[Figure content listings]
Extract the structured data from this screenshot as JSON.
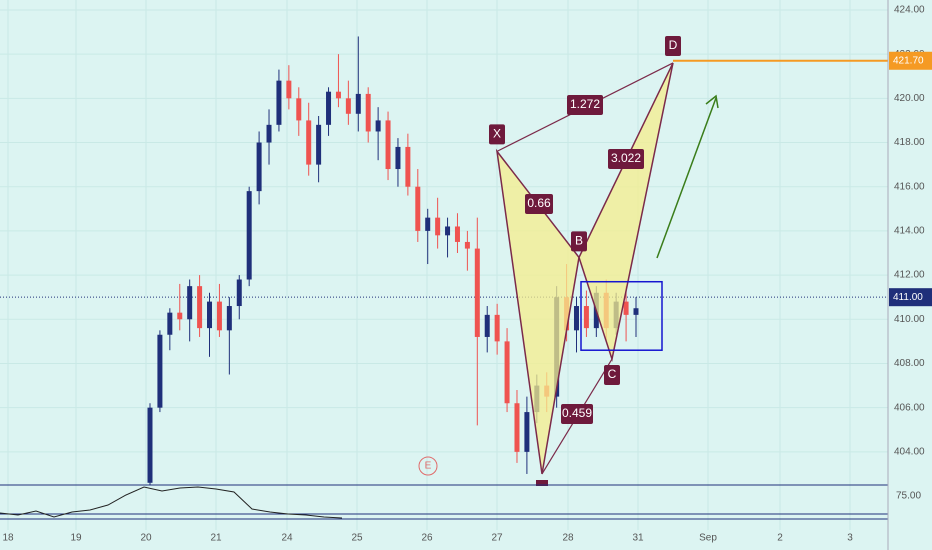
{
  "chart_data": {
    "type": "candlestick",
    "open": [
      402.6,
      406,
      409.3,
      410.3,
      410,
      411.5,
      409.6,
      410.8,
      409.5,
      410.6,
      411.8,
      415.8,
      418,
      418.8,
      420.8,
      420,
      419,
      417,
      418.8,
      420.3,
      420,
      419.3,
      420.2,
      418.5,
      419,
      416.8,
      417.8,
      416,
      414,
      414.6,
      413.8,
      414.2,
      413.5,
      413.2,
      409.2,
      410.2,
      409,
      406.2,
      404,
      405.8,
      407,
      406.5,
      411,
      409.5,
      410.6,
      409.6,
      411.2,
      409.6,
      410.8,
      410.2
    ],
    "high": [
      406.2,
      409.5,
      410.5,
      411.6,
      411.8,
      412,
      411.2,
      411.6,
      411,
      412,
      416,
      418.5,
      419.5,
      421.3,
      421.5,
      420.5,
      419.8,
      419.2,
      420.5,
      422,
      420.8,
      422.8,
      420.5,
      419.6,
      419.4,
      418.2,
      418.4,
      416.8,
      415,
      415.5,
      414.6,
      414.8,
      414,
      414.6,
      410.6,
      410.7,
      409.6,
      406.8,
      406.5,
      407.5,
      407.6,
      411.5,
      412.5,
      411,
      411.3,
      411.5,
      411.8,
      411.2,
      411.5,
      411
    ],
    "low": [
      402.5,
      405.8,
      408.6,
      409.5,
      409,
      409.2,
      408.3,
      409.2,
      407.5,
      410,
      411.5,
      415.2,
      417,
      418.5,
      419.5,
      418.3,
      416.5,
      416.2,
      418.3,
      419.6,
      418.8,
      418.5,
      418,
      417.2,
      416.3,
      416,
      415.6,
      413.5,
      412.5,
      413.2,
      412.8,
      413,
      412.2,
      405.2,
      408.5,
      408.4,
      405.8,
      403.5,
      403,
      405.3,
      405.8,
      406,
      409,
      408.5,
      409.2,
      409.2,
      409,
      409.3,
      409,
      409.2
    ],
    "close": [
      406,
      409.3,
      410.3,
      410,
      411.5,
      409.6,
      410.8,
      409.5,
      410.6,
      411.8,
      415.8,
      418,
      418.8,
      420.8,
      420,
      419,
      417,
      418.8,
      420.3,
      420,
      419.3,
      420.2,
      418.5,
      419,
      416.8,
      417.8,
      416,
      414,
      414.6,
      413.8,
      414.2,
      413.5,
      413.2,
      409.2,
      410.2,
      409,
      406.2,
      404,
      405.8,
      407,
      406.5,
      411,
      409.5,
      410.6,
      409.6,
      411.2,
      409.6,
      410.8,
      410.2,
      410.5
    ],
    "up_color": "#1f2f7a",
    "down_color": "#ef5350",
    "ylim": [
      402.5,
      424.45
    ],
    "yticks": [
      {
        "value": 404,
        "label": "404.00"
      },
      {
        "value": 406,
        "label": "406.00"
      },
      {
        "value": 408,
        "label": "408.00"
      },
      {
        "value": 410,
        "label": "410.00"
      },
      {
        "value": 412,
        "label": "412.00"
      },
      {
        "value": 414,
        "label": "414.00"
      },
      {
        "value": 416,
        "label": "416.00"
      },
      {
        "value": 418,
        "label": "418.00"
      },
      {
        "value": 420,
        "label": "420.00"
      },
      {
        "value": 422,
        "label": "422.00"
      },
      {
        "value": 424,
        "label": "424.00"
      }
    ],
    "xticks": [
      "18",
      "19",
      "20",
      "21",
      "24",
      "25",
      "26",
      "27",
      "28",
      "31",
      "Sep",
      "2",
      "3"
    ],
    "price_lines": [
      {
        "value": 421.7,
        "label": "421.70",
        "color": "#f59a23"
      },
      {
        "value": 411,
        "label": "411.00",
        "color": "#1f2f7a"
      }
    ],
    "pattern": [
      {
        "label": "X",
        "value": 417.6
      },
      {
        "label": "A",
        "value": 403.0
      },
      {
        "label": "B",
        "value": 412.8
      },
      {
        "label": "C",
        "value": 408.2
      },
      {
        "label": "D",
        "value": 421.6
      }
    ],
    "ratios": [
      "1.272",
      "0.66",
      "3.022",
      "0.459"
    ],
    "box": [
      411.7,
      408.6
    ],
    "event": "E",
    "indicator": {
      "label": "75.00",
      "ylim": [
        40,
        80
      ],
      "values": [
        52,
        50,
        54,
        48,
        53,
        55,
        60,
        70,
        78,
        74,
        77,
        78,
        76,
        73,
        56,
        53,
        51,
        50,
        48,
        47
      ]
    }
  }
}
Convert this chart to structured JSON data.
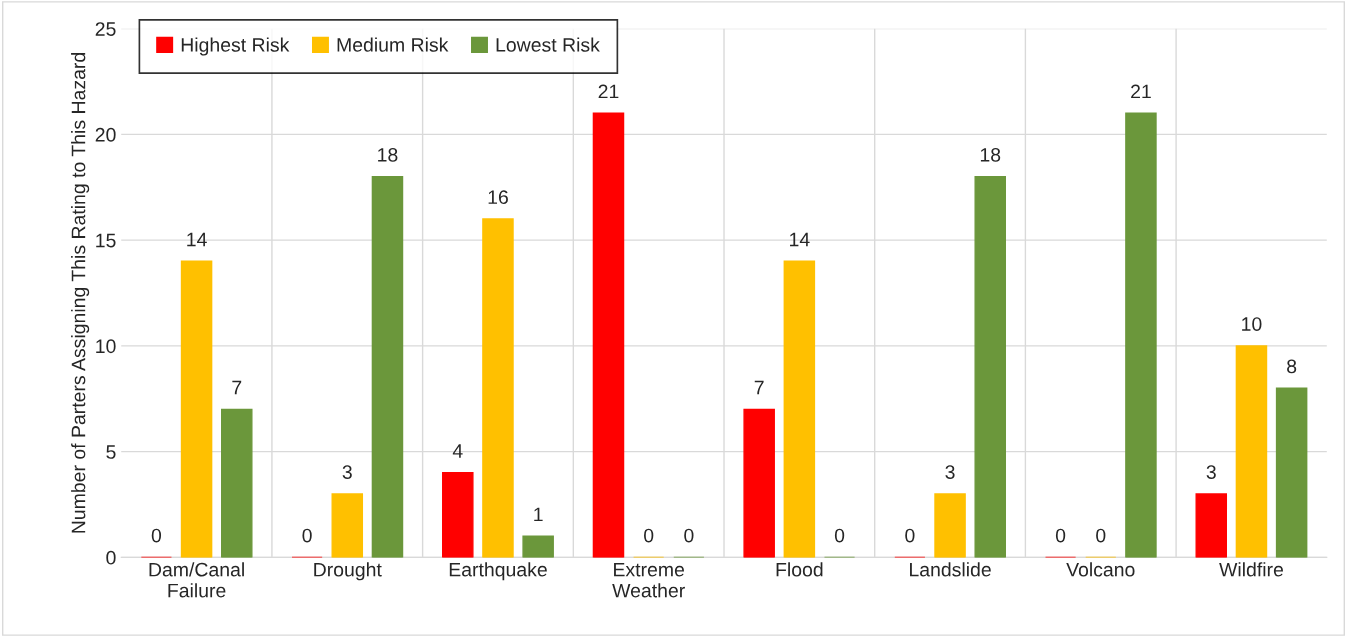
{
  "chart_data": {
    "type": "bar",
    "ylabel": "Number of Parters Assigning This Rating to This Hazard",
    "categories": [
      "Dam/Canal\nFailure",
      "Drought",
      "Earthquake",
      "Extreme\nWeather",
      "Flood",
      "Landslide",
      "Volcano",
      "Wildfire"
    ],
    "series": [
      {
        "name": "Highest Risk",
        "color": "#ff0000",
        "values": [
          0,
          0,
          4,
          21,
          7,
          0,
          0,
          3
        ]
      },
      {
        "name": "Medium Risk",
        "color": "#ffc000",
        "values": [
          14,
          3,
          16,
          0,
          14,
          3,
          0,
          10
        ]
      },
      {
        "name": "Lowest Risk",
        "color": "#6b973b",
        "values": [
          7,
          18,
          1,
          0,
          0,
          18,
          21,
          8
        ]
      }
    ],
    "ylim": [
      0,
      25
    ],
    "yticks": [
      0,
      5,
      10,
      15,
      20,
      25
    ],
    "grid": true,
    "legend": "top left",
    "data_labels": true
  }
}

## TASK DIRECTIONS
From the entries, report each line that includes the word "JSON".

## TASK RESPONSE
Extract the structured data from this screenshot as JSON.
Convert this chart to structured JSON data.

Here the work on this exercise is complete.